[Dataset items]
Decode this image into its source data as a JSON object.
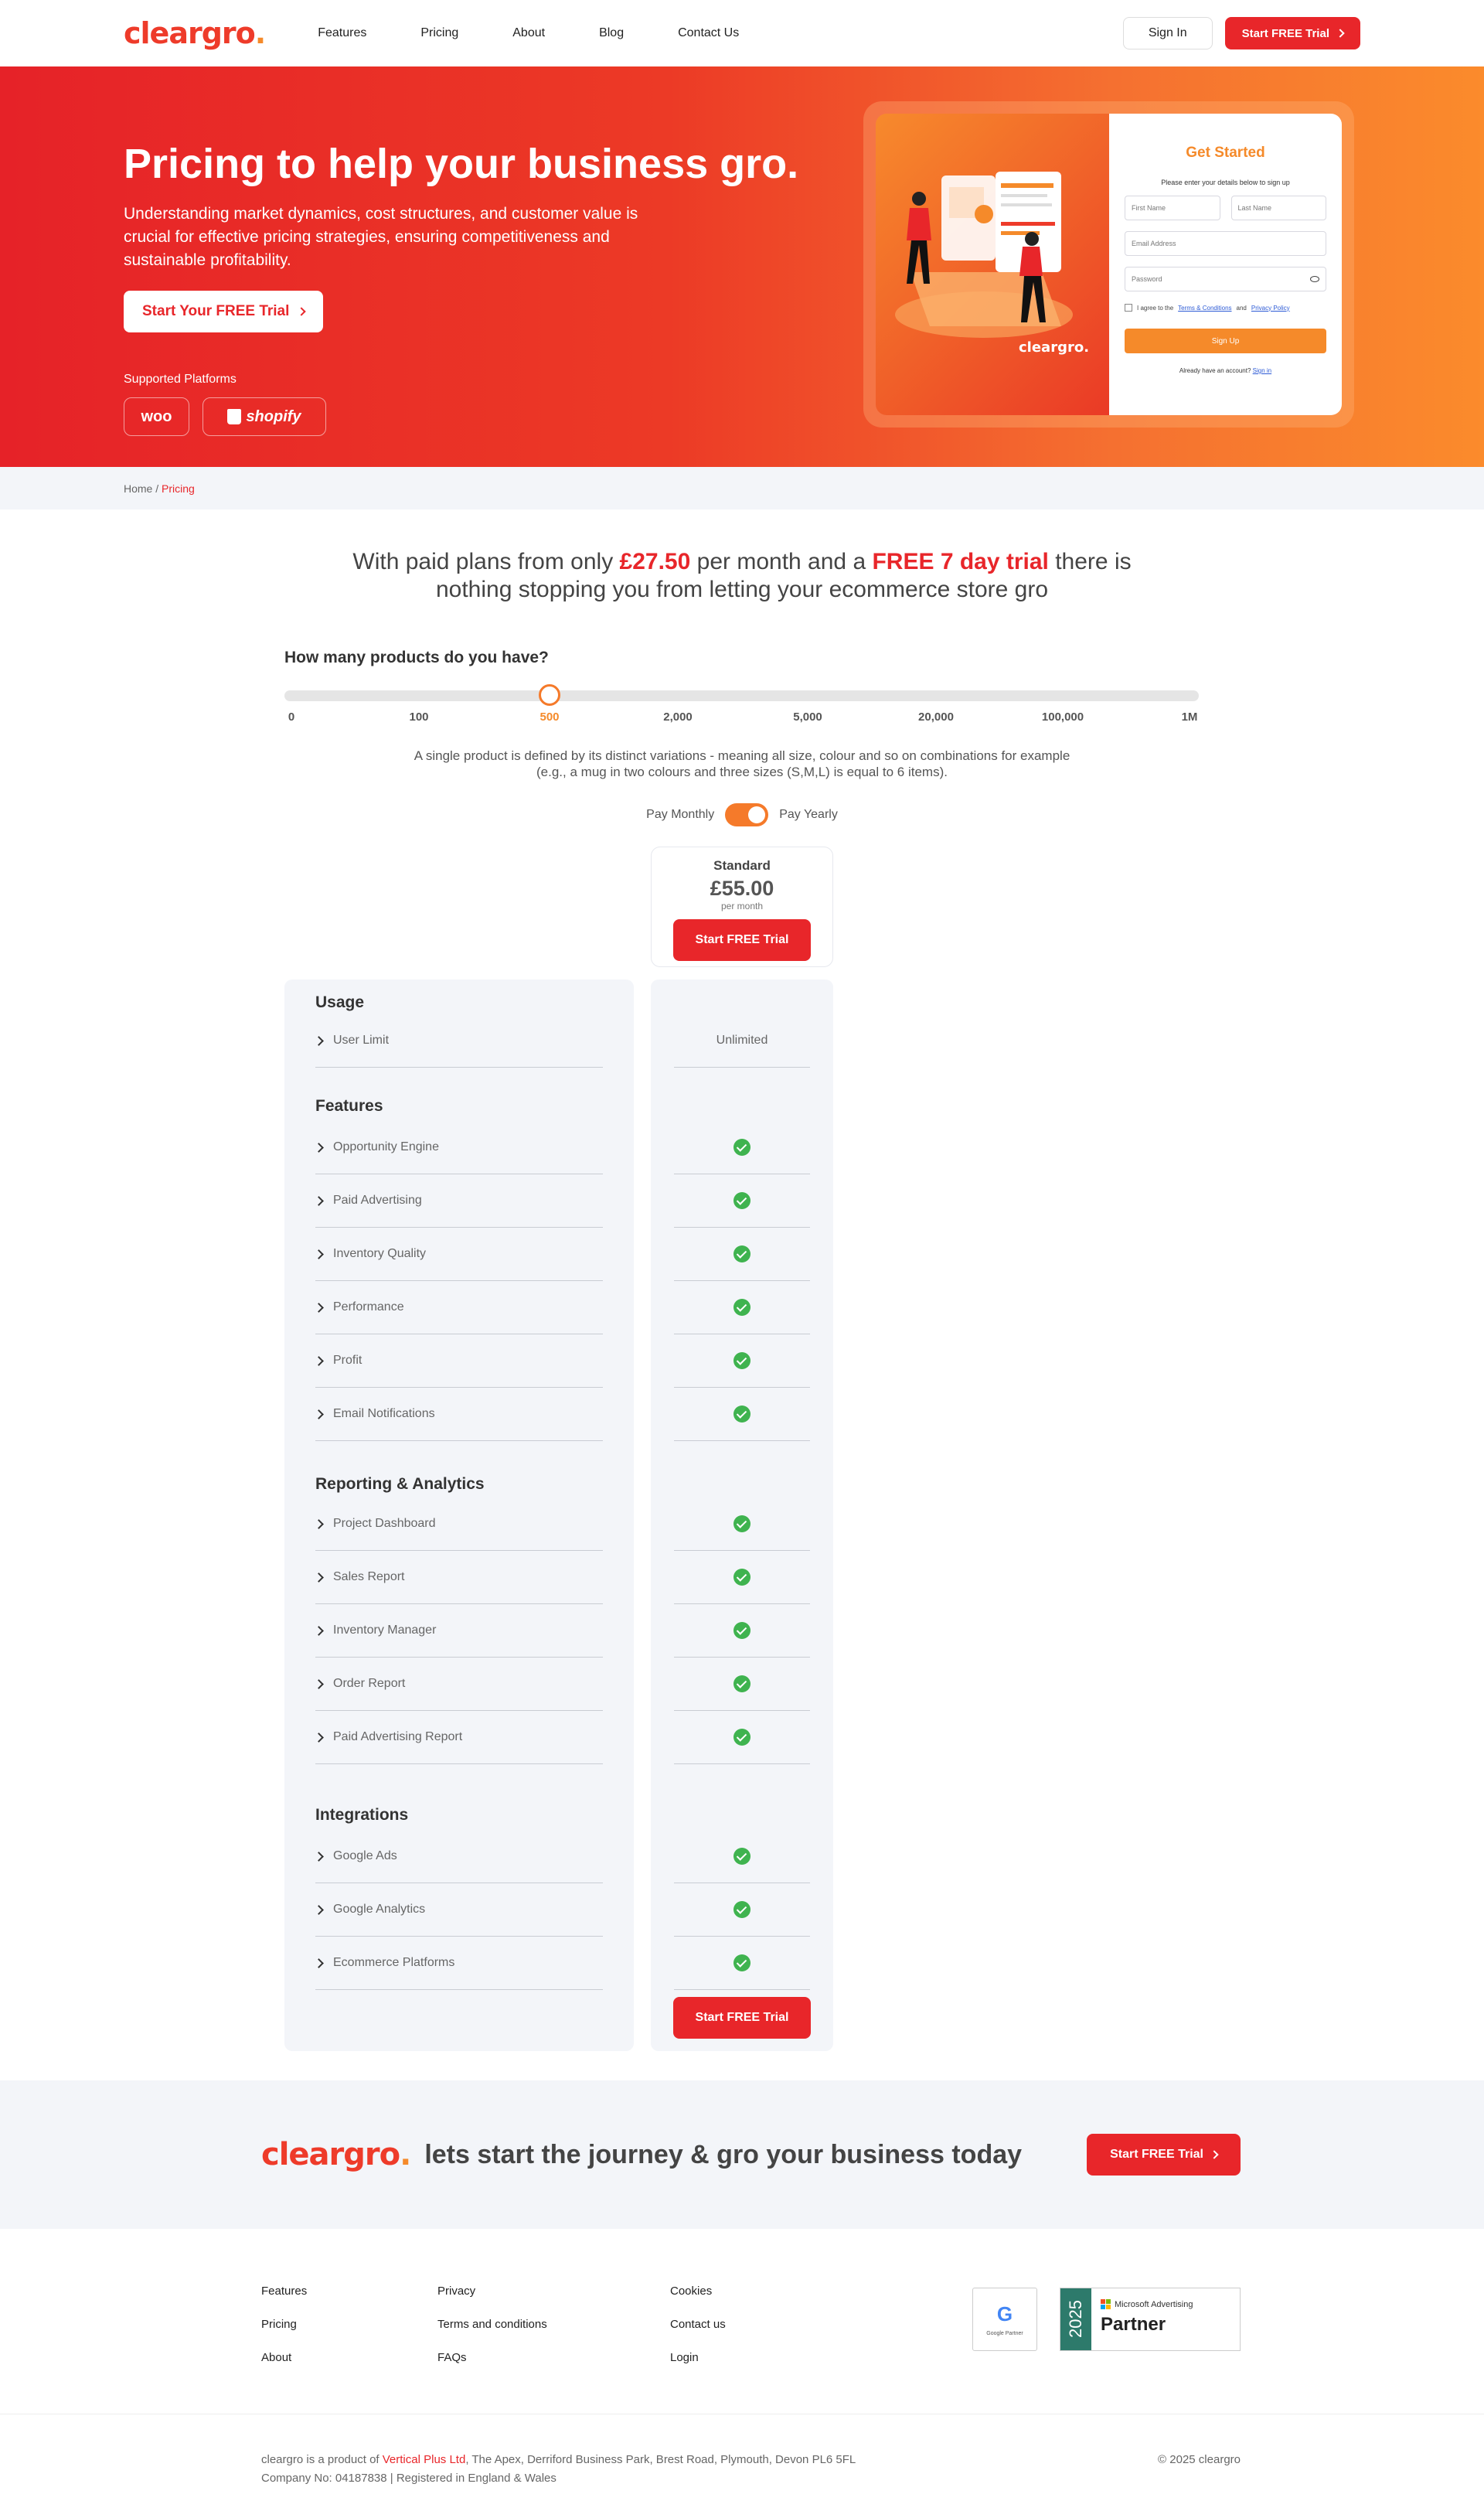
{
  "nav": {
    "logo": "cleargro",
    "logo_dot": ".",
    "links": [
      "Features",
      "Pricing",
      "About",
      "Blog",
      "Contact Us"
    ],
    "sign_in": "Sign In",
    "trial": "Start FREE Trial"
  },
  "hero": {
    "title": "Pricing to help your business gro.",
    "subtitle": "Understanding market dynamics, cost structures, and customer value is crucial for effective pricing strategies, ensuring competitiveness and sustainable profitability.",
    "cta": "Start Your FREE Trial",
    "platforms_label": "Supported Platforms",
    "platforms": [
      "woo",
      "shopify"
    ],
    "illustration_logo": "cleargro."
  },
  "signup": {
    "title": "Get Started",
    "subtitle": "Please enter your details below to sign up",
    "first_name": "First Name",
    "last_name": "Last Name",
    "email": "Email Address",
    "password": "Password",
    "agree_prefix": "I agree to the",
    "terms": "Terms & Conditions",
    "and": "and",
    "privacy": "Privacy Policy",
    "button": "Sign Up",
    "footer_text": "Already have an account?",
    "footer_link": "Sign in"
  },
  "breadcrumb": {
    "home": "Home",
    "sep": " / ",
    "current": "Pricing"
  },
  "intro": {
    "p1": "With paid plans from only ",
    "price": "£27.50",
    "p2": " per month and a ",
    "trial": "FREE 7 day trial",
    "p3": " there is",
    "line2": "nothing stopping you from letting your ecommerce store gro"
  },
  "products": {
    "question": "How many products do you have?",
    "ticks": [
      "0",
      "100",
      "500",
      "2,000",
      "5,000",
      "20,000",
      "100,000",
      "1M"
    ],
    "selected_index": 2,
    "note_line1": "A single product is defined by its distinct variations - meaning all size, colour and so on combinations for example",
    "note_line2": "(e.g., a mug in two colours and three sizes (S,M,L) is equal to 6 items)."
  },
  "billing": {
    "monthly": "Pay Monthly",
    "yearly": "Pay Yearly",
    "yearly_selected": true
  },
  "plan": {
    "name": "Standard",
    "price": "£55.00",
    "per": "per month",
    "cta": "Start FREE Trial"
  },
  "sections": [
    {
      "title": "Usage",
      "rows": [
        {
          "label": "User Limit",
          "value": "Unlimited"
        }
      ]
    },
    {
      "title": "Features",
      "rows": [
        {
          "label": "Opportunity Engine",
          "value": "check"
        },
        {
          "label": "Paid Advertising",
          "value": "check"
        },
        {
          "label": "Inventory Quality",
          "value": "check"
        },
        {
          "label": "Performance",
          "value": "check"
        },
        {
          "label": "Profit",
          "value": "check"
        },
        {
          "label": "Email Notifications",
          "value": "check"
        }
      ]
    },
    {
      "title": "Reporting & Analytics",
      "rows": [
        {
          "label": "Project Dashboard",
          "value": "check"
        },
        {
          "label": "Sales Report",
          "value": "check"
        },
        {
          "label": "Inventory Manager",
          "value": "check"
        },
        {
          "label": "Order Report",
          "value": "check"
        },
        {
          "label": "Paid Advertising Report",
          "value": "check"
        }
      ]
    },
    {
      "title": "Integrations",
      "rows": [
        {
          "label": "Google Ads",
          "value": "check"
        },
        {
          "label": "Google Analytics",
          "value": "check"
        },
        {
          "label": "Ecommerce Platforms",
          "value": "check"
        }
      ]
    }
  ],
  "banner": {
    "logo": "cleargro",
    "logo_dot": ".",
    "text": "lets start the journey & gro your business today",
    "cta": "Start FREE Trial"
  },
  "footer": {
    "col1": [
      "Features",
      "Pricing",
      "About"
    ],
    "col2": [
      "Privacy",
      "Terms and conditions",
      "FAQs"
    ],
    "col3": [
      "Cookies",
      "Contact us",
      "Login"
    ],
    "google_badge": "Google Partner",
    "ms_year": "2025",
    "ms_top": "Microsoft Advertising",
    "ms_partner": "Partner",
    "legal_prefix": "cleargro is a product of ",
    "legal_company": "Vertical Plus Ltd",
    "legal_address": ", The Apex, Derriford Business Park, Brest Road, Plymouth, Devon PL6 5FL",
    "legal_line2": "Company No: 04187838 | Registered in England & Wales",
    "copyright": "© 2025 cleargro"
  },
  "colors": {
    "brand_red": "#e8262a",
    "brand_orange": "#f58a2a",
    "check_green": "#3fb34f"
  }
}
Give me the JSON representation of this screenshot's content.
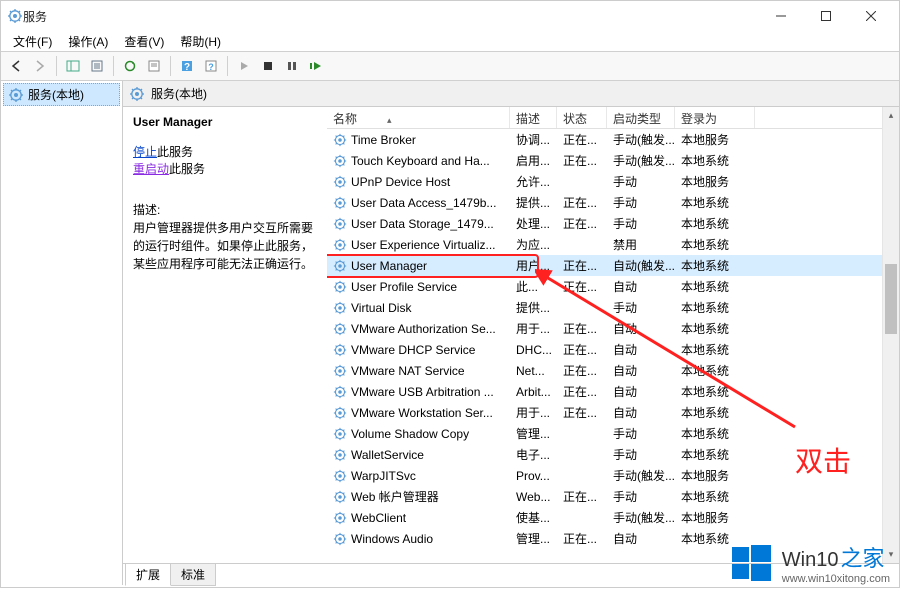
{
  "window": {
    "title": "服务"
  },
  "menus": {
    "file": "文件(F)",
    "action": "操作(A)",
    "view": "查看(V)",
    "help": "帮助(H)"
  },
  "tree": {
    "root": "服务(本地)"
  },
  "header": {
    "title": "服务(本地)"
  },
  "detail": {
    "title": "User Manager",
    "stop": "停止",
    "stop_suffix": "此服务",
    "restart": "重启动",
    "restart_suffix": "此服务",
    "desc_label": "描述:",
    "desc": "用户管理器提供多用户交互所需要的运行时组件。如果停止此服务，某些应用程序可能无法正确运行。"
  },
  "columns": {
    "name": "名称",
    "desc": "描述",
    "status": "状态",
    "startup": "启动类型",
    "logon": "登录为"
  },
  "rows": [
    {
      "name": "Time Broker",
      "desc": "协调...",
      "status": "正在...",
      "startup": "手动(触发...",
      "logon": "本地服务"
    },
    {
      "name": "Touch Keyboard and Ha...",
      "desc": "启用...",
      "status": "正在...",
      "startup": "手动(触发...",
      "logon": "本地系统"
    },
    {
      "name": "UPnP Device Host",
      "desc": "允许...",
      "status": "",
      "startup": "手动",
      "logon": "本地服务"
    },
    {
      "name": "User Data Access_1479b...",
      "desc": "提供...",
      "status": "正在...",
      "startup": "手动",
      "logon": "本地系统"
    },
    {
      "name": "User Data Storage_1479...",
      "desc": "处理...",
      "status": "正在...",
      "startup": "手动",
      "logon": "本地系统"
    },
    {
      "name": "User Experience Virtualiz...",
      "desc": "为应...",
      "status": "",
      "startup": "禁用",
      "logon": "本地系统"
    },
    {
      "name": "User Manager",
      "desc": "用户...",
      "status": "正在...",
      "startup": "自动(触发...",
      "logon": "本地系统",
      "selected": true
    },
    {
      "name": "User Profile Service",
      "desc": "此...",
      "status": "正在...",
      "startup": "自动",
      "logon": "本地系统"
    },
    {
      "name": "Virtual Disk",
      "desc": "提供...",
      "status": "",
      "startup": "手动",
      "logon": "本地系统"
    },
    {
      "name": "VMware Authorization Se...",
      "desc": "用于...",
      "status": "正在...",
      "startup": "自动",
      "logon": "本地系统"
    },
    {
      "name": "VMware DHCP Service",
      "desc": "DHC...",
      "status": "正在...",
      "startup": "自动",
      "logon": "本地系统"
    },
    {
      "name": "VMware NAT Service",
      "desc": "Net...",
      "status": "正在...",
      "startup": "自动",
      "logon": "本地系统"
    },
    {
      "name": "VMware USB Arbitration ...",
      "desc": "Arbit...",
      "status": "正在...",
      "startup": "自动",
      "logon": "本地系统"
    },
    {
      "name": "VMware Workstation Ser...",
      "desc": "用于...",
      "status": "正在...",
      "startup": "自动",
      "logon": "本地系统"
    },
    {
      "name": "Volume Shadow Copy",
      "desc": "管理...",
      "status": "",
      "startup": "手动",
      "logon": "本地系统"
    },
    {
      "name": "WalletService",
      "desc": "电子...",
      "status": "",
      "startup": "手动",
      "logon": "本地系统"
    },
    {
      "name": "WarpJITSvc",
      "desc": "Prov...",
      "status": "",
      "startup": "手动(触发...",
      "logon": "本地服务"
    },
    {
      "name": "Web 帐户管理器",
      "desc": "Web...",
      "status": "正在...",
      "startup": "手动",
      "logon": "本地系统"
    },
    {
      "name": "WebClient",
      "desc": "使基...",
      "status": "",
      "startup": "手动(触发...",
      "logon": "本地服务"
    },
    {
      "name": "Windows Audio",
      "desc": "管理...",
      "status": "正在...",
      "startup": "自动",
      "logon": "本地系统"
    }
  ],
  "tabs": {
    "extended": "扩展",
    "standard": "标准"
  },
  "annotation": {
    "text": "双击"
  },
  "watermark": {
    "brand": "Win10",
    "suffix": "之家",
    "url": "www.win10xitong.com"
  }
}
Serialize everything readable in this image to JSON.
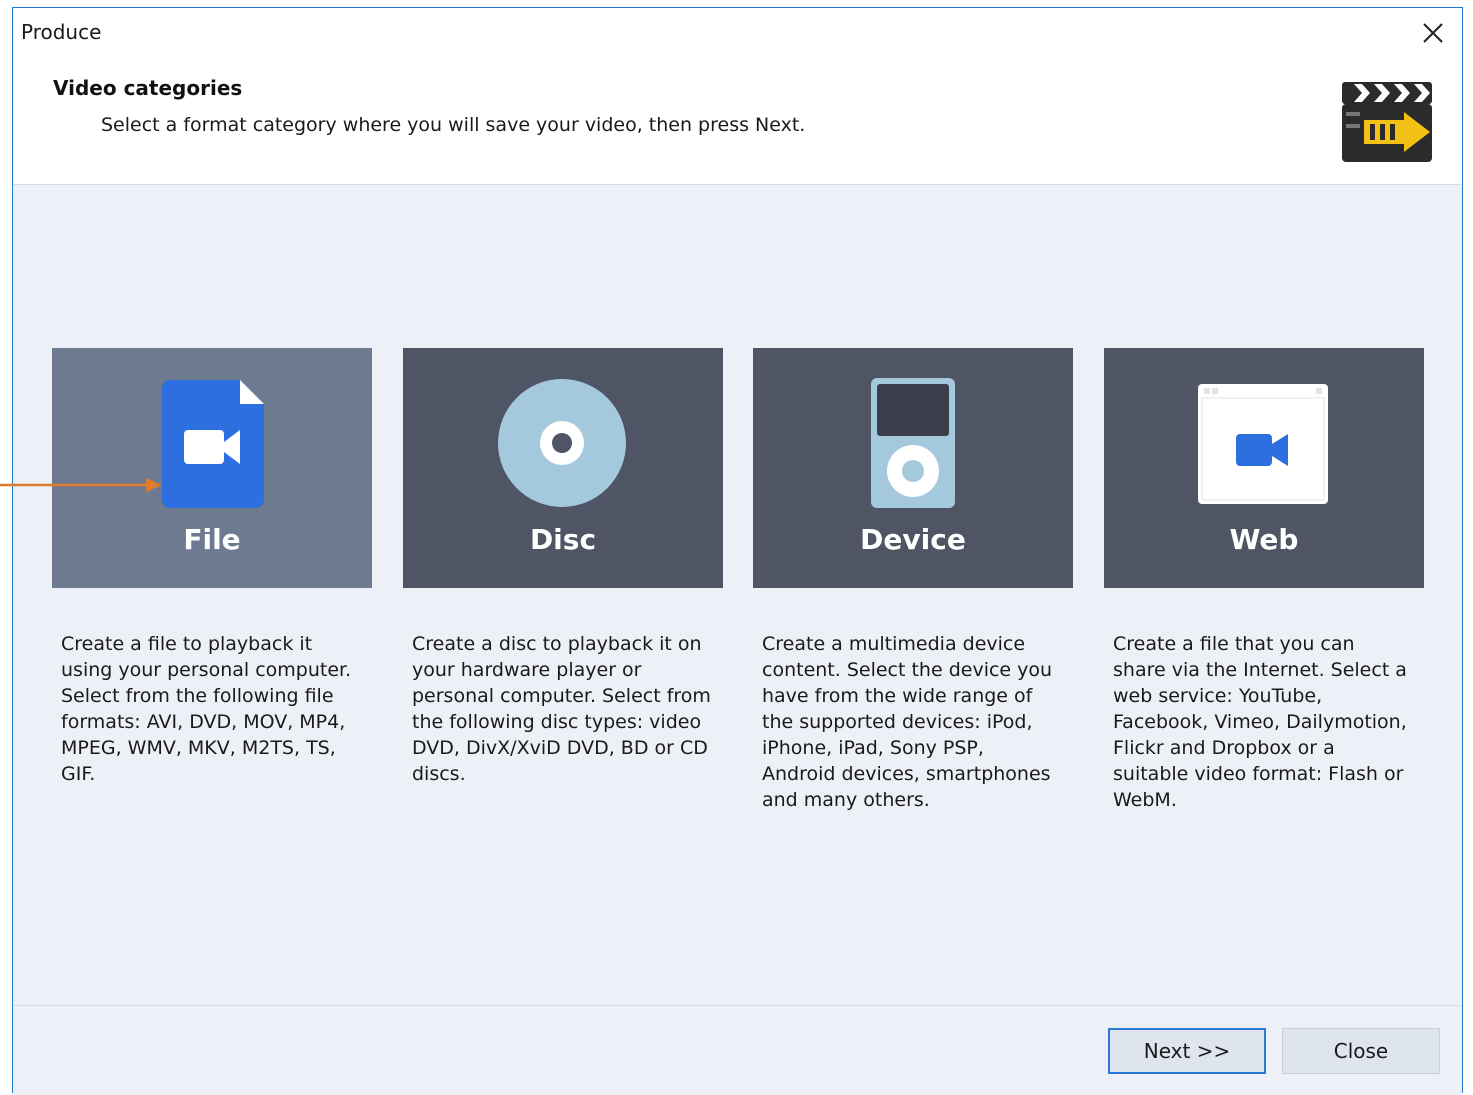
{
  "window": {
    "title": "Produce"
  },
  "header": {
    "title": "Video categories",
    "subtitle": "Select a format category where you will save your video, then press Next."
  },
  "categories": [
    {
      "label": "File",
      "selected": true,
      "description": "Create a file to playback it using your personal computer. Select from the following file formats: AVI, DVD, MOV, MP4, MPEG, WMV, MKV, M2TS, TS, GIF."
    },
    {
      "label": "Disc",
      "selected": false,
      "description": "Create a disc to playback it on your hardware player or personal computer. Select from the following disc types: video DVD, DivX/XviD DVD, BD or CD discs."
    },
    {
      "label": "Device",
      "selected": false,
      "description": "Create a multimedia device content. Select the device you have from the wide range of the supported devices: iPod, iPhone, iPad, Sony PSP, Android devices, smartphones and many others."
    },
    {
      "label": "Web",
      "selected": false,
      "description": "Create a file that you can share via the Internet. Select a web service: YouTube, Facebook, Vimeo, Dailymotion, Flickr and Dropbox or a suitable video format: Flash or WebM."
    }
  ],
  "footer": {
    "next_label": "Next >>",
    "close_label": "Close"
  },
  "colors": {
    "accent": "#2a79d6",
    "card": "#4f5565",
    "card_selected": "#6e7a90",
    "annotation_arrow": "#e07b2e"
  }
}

## What needs to be done
Repeat exactly the lines above, from the line containing "Serialize everything readable" through the last line of the records, inclusive; omit any pictures.

## Result of the exercise
Serialize everything readable in this image to JSON.
{
  "window": {
    "title": "Produce"
  },
  "header": {
    "title": "Video categories",
    "subtitle": "Select a format category where you will save your video, then press Next."
  },
  "categories": [
    {
      "label": "File",
      "selected": true,
      "description": "Create a file to playback it using your personal computer. Select from the following file formats: AVI, DVD, MOV, MP4, MPEG, WMV, MKV, M2TS, TS, GIF."
    },
    {
      "label": "Disc",
      "selected": false,
      "description": "Create a disc to playback it on your hardware player or personal computer. Select from the following disc types: video DVD, DivX/XviD DVD, BD or CD discs."
    },
    {
      "label": "Device",
      "selected": false,
      "description": "Create a multimedia device content. Select the device you have from the wide range of the supported devices: iPod, iPhone, iPad, Sony PSP, Android devices, smartphones and many others."
    },
    {
      "label": "Web",
      "selected": false,
      "description": "Create a file that you can share via the Internet. Select a web service: YouTube, Facebook, Vimeo, Dailymotion, Flickr and Dropbox or a suitable video format: Flash or WebM."
    }
  ],
  "footer": {
    "next_label": "Next >>",
    "close_label": "Close"
  },
  "colors": {
    "accent": "#2a79d6",
    "card": "#4f5565",
    "card_selected": "#6e7a90",
    "annotation_arrow": "#e07b2e"
  }
}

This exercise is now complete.